Opposition is growing against Egypt's massive gas import deal with Israel
MENA
6 min read
Egypt - Cairo
12 August, 2025
The new deal expands a 2018 agreement between Egyptian and Israeli companies for the import of 64 billion cubic metres of gas from Israel.
"How can we strike deals with a country that commits all this killing in the Palestinian territories?" Abu Eita asked, vowing to take legal action against the people who signed the deal. [Getty]

There is growing criticism in Egypt to a recent massive deal for the import of additional amounts of Israeli gas, especially in the light of political differences between Cairo and Tel Aviv over Israel's genocidal war on Gaza.

The new deal expands a 2018 agreement between an Egyptian and an Israeli company for the import of 64 billion cubic metres of gas from Israel's Tamar and Leviathan fields over ten years for $15 billion.

It will add 130 billion cubic metres of gas from Leviathan field through 2040 for a whopping $35 billion, the most expensive export deal as per Israeli Energy Minister Eli Cohen.

The same figure vexes some Egyptian observers who cite the dangers of dependence on Israeli gas, especially with Cairo and Tel Aviv locking horns over numerous regional issues, particularly Israel's war on Gaza, described most recently by Egyptian President Abdel Fattah al-Sisi as "systematic genocide".

Former labour minister Kamal Abu Eita called for taking the people inked this deal to trial. "How can we strike deals with a country that commits all this killing in the Palestinian territories?" he asked, vowing to take legal action against the people who signed the deal.

"I will keep fighting against this deal to the last breath," Abu Eita told The New Arab.

Egypt got a sense of the dangers inherent in dependence on Israeli gas imports with the start of the Israeli war on Gaza in October 2023, after Israel reduced the amounts of gas pumped to it via the al-Arish-Ashkelon pipeline, a 90-kilometre submarine pipeline connecting the Egyptian city of al-Arish in Sinai and Ashkelon in southern Israel.

This drop in supplies came at a time Egypt suffered a marked decline in domestic production, which undermined its ability to keep its electricity plants running and provide electricity to its population of over 107 million.

The same drop also came amid some estimates that Tel Aviv used gas as a pressure card against Cairo, which was growing critical of the atrocities it commits in Gaza and the limits it set on the entry of humanitarian aid to the war-torn Palestinian territory.

Apart from criticising Israel, Egypt also turned down requests for taking in Gaza's refugees, initially proposed by Israel, and then by US President Donald Trump, who wanted to build the coastal enclave into a "Middle East Riviera" and displace the entire Palestinian population.

This Egyptian rejection added more fuel to the simmering coals of tensions with Tel Aviv, analysts said.

The unreliable nature of Israeli gas supplies was proven earlier this year even more when Israel suspended these supplies during its war with Iran.

Scoring a goal?

Back in February 2018 when the $15 billion import deal was signed with Israel, Egyptian President Abdel Fattah al-Sisi equated this development with "scoring a goal".

At the time, Egypt had ambitious plans to use output from promising gas finds off its Mediterranean coast in turning into a regional energy hub.

——————————

Exercises to complete ::
(1) Transcribe the article on Egypt's gas import deal with Israel from "Apart from criticising" to "regional energy hub.".
(2) In the article on Egypt's gas import deal with Israel, what did President Abdel Fattah al-Sisi compare the 2018 agreement to?
(3) Carry the article on Egypt's gas import deal with Israel forward, beginning after its final sentence.

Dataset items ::

——————————

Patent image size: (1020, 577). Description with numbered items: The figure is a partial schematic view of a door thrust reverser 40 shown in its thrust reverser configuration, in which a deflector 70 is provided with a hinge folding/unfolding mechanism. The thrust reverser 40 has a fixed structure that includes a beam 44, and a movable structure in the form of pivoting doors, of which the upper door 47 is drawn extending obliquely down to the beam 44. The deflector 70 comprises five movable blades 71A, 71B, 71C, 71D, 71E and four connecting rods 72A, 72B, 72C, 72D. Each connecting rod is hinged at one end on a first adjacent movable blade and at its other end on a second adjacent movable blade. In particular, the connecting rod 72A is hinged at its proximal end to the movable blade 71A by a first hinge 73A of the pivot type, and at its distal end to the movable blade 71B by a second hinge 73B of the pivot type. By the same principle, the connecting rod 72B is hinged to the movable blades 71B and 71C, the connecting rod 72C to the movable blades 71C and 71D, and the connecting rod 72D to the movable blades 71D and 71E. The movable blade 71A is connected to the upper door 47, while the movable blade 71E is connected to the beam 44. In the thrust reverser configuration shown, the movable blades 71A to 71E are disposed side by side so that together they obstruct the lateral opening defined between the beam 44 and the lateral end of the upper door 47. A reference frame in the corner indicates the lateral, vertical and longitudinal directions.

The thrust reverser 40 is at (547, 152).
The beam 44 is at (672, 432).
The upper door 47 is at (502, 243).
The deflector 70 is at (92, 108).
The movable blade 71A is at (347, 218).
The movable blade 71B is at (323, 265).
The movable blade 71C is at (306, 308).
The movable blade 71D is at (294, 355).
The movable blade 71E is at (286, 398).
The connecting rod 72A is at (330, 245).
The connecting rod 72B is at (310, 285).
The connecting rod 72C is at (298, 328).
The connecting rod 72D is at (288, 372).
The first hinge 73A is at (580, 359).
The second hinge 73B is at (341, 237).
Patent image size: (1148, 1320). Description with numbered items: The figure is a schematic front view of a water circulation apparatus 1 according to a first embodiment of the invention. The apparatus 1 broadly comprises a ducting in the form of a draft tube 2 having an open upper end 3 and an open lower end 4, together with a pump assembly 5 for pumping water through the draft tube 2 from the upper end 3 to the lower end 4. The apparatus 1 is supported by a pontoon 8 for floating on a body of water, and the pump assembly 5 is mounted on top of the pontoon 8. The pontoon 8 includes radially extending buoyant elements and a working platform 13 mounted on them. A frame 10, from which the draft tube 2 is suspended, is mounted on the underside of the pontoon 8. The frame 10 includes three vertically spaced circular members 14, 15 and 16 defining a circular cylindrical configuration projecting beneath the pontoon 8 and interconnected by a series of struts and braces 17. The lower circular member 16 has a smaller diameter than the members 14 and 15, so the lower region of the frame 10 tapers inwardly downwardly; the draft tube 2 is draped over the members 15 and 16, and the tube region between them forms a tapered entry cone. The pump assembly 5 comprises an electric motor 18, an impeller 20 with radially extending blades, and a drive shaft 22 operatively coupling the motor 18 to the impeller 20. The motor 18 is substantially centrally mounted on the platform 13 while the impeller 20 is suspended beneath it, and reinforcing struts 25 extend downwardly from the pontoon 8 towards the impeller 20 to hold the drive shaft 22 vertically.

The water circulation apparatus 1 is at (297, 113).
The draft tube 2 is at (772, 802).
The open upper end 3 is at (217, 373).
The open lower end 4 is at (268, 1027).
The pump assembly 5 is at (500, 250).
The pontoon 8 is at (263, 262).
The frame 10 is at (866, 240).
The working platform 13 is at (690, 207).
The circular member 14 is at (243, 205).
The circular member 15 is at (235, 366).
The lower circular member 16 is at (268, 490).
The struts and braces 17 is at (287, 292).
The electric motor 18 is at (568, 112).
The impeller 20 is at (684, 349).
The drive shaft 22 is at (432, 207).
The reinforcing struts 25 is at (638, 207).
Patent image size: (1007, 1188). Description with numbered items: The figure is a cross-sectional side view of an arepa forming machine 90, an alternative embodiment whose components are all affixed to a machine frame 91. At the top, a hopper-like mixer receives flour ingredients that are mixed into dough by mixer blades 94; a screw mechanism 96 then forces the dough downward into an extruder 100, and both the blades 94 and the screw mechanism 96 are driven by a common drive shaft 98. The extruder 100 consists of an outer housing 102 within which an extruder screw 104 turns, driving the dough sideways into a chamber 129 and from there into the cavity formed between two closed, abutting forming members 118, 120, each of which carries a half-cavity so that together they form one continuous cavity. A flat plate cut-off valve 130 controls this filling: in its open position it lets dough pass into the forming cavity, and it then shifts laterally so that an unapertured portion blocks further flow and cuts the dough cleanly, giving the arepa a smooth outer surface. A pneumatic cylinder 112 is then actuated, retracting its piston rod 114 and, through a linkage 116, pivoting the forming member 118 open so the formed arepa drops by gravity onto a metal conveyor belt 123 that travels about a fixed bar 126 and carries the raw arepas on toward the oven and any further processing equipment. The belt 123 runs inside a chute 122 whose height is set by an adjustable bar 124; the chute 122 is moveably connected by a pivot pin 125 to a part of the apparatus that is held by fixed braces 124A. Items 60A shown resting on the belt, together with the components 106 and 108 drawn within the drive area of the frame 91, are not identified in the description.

——————————

Task-by-task results ::
(1)
Apart from criticising Israel, Egypt also turned down requests for taking in Gaza's refugees, initially proposed by Israel, and then by US President Donald Trump, who wanted to build the coastal enclave into a "Middle East Riviera" and displace the entire Palestinian population.

This Egyptian rejection added more fuel to the simmering coals of tensions with Tel Aviv, analysts said.

The unreliable nature of Israeli gas supplies was proven earlier this year even more when Israel suspended these supplies during its war with Iran.

Scoring a goal?

Back in February 2018 when the $15 billion import deal was signed with Israel, Egyptian President Abdel Fattah al-Sisi equated this development with "scoring a goal".

At the time, Egypt had ambitious plans to use output from promising gas finds off its Mediterranean coast in turning into a regional energy hub.

(2) He compared it to "scoring a goal."

(3)
Cairo also hoped to use its sprawling liquefaction facilities in Idku and Damietta in achieving the same goal by collecting regional gas, liquefying it and then sending it back to the international market, making money from the difference between import and re-export prices.

These hopes collapsed because of one serious development: a significant drop in local production.

By October 2024, Egypt's natural gas production dropped to a seven-year low of 4.5 billion cubic feet per day, falling short of demand by roughly 1.6 billion cubic feet per day.

The options for Cairo were strictly limited. Other distant regional suppliers would provide a much more pricey gas, given the high cost of liquefied natural gas (LNG), compared to pipeline gas.

This made the Israeli gas a lot cheaper than the LNG Egypt could get from other suppliers in pure economic and business terms, specialists said.

"We are talking here about a long-term agreement that brings in gas from a neighbouring country, which should translate into a good price, compared to gas that can come from other distant countries," Amr Adly, a political science assistant professor at the American University in Cairo, argued to TNA.

Israeli pipeline gas is estimated to cost Egypt around $7.75 per million British thermal units, while LNG imports are significantly pricier at approximately $13.50 per million British thermal units.

This cost-efficient nature of Israeli exports is probably one aspect of Egypt's dependence on this gas.

Losses outweighing gains?

In hammering out these import deals with Israel, Egypt does not appear to view them from merely an economic angle, but also from a geostrategic-security perspective.

This perspective was outlined by Egypt's former minister of petroleum Osama Kamal in an interview over the phone with a local television channel a few days ago.

Back in May 1994, Kamal was still a young projects engineer at the government-owned oil company Enppi.

He was asked by then-petroleum minister Hamdi al-Bambi to oversee the construction of a pipeline that would transport Egyptian gas to Israel, passing by Sinai.

The pipeline's construction was ordered by then-president Hosni Mubarak, who viewed it as a way to spread peace, Kamal claimed.

The presence of shared economic interests makes countries think twice before they embark on any hostility, the former minister of petroleum said.

Egypt was the first Arab country to sign a peace deal with Israel in 1979.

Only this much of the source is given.